Every line from the one that contains "Enumerate this screenshot's" to the last line of the listing below should be quoted verbatim. Pictures are excluded.
··· Records provided ···
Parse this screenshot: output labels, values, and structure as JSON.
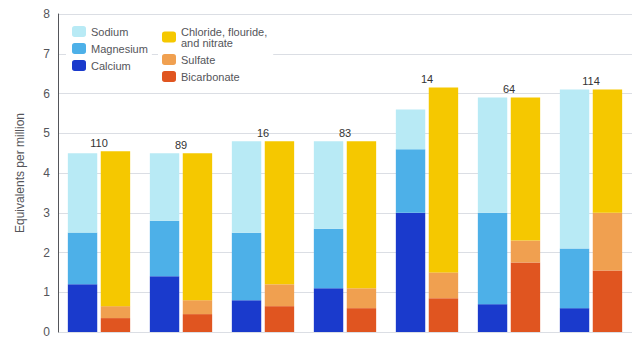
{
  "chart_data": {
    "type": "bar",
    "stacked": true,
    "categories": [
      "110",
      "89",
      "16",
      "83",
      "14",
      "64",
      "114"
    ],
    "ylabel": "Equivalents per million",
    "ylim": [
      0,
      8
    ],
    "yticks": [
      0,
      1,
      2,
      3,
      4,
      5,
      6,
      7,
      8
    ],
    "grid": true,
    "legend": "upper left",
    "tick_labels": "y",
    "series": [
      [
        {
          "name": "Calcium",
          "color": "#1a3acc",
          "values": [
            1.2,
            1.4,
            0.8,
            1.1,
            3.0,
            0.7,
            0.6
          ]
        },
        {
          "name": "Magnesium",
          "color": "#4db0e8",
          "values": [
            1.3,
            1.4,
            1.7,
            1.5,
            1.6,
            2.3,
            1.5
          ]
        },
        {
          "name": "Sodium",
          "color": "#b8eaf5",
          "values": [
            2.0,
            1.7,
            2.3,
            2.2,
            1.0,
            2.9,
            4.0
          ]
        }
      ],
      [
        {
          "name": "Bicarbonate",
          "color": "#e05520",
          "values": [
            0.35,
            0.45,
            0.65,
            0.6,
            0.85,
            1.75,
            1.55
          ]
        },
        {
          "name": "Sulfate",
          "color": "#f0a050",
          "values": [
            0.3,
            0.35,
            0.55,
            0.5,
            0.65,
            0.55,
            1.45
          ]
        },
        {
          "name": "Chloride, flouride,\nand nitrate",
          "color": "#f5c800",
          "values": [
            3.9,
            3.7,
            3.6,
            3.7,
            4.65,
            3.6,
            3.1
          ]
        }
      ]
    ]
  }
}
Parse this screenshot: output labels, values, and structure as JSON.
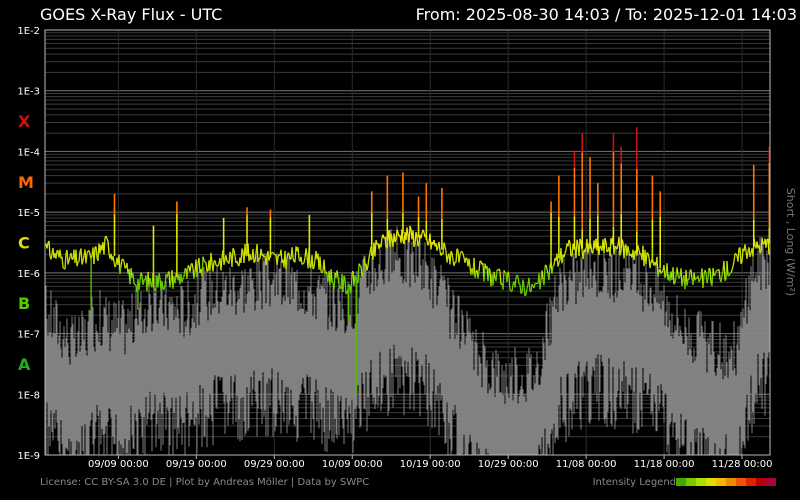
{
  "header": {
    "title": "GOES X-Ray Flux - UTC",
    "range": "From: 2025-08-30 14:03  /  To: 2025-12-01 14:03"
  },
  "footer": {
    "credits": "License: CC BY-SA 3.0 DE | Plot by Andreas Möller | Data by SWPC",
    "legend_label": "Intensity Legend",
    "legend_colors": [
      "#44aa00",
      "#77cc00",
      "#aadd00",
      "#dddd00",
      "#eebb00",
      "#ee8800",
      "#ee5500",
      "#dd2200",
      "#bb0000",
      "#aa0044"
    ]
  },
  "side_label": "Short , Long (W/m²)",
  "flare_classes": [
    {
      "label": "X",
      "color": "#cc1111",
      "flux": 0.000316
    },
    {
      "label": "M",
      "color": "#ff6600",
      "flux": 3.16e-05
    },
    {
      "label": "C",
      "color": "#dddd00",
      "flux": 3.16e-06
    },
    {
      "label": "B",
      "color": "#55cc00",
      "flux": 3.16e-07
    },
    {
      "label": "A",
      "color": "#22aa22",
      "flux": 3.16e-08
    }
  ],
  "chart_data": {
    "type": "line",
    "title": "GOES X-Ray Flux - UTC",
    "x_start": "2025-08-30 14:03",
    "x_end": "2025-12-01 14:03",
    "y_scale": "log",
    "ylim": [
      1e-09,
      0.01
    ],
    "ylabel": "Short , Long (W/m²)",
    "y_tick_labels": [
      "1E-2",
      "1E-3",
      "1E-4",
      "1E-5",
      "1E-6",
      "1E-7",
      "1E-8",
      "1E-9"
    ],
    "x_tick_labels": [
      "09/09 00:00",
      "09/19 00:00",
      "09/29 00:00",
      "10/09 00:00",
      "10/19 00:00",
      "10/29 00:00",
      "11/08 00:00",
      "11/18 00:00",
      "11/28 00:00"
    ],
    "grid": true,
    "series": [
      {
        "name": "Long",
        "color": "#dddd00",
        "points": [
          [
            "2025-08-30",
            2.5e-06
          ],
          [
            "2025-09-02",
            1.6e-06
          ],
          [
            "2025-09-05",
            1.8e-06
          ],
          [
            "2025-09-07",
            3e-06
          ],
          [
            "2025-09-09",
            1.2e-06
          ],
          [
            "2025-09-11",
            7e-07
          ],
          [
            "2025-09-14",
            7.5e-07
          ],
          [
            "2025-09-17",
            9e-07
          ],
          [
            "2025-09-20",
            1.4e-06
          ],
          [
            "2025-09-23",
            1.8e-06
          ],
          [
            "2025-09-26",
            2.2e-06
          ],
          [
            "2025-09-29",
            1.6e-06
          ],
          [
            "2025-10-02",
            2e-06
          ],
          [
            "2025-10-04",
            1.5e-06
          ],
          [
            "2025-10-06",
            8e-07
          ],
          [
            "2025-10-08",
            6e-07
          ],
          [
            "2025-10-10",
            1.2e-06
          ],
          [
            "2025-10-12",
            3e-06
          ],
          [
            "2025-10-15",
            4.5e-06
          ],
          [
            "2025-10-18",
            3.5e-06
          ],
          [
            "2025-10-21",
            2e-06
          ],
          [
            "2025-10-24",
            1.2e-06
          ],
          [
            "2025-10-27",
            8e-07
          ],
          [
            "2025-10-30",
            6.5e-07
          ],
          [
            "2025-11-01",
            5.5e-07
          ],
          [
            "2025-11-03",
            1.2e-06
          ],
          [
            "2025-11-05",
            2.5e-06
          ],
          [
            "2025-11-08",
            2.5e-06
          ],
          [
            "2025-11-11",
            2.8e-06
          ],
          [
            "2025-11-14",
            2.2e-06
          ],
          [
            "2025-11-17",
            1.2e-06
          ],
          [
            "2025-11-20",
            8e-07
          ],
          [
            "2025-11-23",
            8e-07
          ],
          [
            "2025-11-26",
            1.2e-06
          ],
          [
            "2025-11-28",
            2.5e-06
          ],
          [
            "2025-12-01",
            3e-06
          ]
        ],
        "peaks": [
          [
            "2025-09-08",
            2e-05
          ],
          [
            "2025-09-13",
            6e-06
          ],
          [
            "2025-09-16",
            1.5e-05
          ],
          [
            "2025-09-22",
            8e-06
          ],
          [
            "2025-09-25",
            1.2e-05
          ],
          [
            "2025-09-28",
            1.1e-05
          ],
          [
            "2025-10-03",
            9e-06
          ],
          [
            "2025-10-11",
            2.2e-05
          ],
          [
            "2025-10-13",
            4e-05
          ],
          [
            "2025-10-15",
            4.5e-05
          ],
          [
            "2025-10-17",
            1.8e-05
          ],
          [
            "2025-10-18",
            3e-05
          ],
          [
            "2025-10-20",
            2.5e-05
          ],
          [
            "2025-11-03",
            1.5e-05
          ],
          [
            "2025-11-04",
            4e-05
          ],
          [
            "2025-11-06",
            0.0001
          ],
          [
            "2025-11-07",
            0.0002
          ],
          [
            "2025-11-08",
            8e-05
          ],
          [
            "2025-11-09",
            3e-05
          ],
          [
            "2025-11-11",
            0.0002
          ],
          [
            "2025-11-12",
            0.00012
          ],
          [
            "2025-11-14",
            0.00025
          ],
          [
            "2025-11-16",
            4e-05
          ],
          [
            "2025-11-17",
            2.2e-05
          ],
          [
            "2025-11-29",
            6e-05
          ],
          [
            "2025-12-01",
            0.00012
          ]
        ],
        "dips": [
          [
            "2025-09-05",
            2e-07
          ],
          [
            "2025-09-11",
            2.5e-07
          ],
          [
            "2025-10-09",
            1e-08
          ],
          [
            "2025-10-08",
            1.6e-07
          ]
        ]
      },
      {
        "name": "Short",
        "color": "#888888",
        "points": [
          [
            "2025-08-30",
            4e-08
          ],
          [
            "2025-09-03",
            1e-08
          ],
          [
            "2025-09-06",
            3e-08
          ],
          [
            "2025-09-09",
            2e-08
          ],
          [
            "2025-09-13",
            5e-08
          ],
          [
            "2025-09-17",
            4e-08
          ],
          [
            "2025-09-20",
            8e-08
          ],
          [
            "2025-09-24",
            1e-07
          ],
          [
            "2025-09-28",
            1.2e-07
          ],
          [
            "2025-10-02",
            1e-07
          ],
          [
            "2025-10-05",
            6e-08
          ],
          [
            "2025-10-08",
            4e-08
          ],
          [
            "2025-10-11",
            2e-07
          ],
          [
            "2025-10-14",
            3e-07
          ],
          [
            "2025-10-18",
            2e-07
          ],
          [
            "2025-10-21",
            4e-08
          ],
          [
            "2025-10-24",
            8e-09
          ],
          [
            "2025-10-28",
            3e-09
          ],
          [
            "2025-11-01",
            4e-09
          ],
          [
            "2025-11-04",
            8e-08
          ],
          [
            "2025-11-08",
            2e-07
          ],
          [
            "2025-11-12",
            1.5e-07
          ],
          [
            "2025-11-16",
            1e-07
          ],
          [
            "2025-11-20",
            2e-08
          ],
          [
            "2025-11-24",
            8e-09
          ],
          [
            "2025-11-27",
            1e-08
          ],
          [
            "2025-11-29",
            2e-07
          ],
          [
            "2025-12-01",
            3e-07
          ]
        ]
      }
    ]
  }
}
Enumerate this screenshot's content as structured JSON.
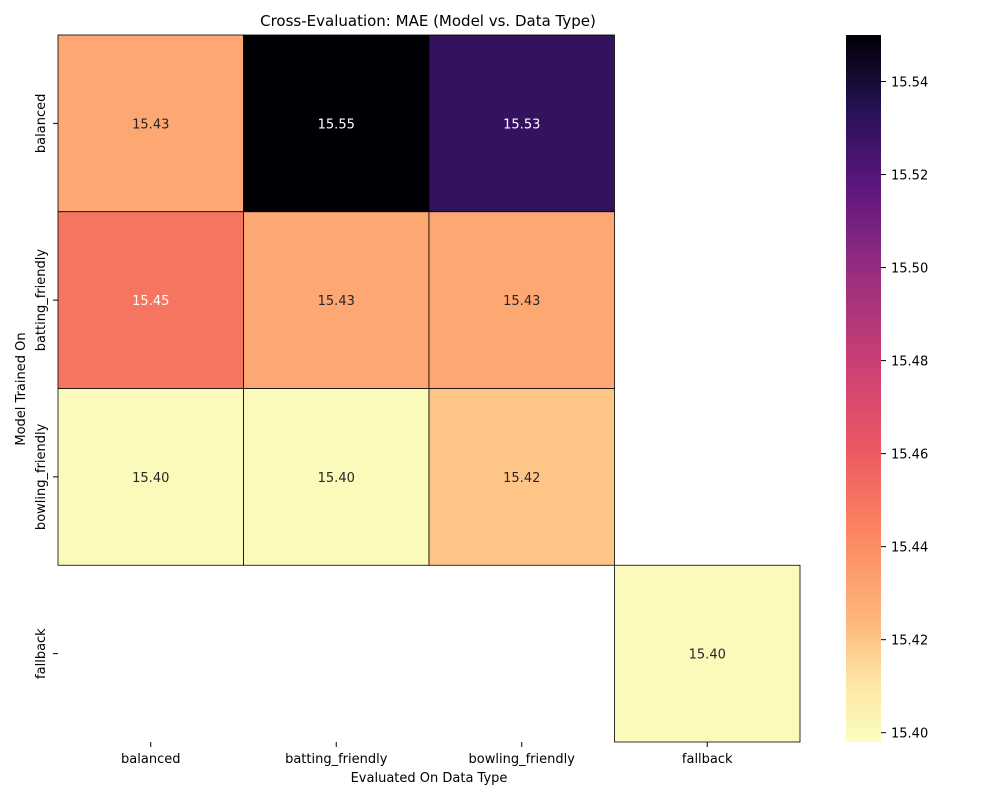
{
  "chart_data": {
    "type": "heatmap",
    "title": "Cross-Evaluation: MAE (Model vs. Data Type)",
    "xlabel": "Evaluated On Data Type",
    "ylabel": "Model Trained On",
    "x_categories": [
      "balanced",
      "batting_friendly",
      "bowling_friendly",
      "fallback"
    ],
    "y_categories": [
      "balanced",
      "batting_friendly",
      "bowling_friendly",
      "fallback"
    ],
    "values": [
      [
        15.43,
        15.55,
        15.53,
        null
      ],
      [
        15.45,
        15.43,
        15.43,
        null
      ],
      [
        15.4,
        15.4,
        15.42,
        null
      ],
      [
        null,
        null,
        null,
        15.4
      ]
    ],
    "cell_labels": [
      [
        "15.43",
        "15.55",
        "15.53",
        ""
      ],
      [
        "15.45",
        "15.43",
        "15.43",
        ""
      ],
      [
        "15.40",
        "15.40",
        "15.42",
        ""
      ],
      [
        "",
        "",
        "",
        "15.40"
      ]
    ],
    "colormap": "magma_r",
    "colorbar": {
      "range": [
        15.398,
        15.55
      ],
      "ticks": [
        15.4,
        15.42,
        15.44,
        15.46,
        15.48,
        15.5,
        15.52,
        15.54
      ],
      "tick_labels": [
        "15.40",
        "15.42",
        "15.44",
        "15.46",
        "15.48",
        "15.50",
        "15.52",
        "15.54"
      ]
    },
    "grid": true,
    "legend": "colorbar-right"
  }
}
···
* [Solution to the problem]
Enumerate this screenshot's content as structured JSON.
{
  "chart_data": {
    "type": "heatmap",
    "title": "Cross-Evaluation: MAE (Model vs. Data Type)",
    "xlabel": "Evaluated On Data Type",
    "ylabel": "Model Trained On",
    "x_categories": [
      "balanced",
      "batting_friendly",
      "bowling_friendly",
      "fallback"
    ],
    "y_categories": [
      "balanced",
      "batting_friendly",
      "bowling_friendly",
      "fallback"
    ],
    "values": [
      [
        15.43,
        15.55,
        15.53,
        null
      ],
      [
        15.45,
        15.43,
        15.43,
        null
      ],
      [
        15.4,
        15.4,
        15.42,
        null
      ],
      [
        null,
        null,
        null,
        15.4
      ]
    ],
    "cell_labels": [
      [
        "15.43",
        "15.55",
        "15.53",
        ""
      ],
      [
        "15.45",
        "15.43",
        "15.43",
        ""
      ],
      [
        "15.40",
        "15.40",
        "15.42",
        ""
      ],
      [
        "",
        "",
        "",
        "15.40"
      ]
    ],
    "colormap": "magma_r",
    "colorbar": {
      "range": [
        15.398,
        15.55
      ],
      "ticks": [
        15.4,
        15.42,
        15.44,
        15.46,
        15.48,
        15.5,
        15.52,
        15.54
      ],
      "tick_labels": [
        "15.40",
        "15.42",
        "15.44",
        "15.46",
        "15.48",
        "15.50",
        "15.52",
        "15.54"
      ]
    },
    "grid": true,
    "legend": "colorbar-right"
  }
}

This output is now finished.